- **REQUIRED TASK**
The data must be returned in full and exactly as given.

- **DATA FOR THIS EXERCISE**
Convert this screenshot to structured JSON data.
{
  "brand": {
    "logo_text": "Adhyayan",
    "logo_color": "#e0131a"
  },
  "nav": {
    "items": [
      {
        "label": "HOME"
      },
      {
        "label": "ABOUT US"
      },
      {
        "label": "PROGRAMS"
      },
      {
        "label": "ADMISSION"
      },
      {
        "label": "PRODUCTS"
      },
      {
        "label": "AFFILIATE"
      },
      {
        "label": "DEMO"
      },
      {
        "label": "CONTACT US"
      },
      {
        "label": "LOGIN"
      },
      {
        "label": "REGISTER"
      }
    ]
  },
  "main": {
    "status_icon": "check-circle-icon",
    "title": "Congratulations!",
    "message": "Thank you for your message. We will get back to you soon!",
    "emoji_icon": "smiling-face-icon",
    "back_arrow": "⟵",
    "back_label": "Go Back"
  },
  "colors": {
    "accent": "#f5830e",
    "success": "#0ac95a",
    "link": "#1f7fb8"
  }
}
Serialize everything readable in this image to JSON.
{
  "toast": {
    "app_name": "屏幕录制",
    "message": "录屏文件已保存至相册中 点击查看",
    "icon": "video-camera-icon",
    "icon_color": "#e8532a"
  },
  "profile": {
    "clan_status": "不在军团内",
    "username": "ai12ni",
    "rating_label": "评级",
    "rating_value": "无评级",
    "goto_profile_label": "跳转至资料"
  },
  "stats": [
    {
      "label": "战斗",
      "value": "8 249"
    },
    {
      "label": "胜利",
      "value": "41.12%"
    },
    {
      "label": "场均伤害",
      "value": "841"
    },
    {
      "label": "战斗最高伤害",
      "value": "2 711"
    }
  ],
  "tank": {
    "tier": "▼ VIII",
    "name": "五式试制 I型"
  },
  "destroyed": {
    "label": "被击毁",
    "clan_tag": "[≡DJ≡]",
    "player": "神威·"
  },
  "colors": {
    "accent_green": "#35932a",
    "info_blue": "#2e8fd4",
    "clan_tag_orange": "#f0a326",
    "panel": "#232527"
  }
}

- **SOLUTION**
Convert this screenshot to structured JSON data.
{
  "brand": {
    "logo_text": "Adhyayan",
    "logo_color": "#e0131a"
  },
  "nav": {
    "items": [
      {
        "label": "HOME"
      },
      {
        "label": "ABOUT US"
      },
      {
        "label": "PROGRAMS"
      },
      {
        "label": "ADMISSION"
      },
      {
        "label": "PRODUCTS"
      },
      {
        "label": "AFFILIATE"
      },
      {
        "label": "DEMO"
      },
      {
        "label": "CONTACT US"
      },
      {
        "label": "LOGIN"
      },
      {
        "label": "REGISTER"
      }
    ]
  },
  "main": {
    "status_icon": "check-circle-icon",
    "title": "Congratulations!",
    "message": "Thank you for your message. We will get back to you soon!",
    "emoji_icon": "smiling-face-icon",
    "back_arrow": "⟵",
    "back_label": "Go Back"
  },
  "colors": {
    "accent": "#f5830e",
    "success": "#0ac95a",
    "link": "#1f7fb8"
  }
}
Serialize everything readable in this image to JSON.
{
  "toast": {
    "app_name": "屏幕录制",
    "message": "录屏文件已保存至相册中 点击查看",
    "icon": "video-camera-icon",
    "icon_color": "#e8532a"
  },
  "profile": {
    "clan_status": "不在军团内",
    "username": "ai12ni",
    "rating_label": "评级",
    "rating_value": "无评级",
    "goto_profile_label": "跳转至资料"
  },
  "stats": [
    {
      "label": "战斗",
      "value": "8 249"
    },
    {
      "label": "胜利",
      "value": "41.12%"
    },
    {
      "label": "场均伤害",
      "value": "841"
    },
    {
      "label": "战斗最高伤害",
      "value": "2 711"
    }
  ],
  "tank": {
    "tier": "▼ VIII",
    "name": "五式试制 I型"
  },
  "destroyed": {
    "label": "被击毁",
    "clan_tag": "[≡DJ≡]",
    "player": "神威·"
  },
  "colors": {
    "accent_green": "#35932a",
    "info_blue": "#2e8fd4",
    "clan_tag_orange": "#f0a326",
    "panel": "#232527"
  }
}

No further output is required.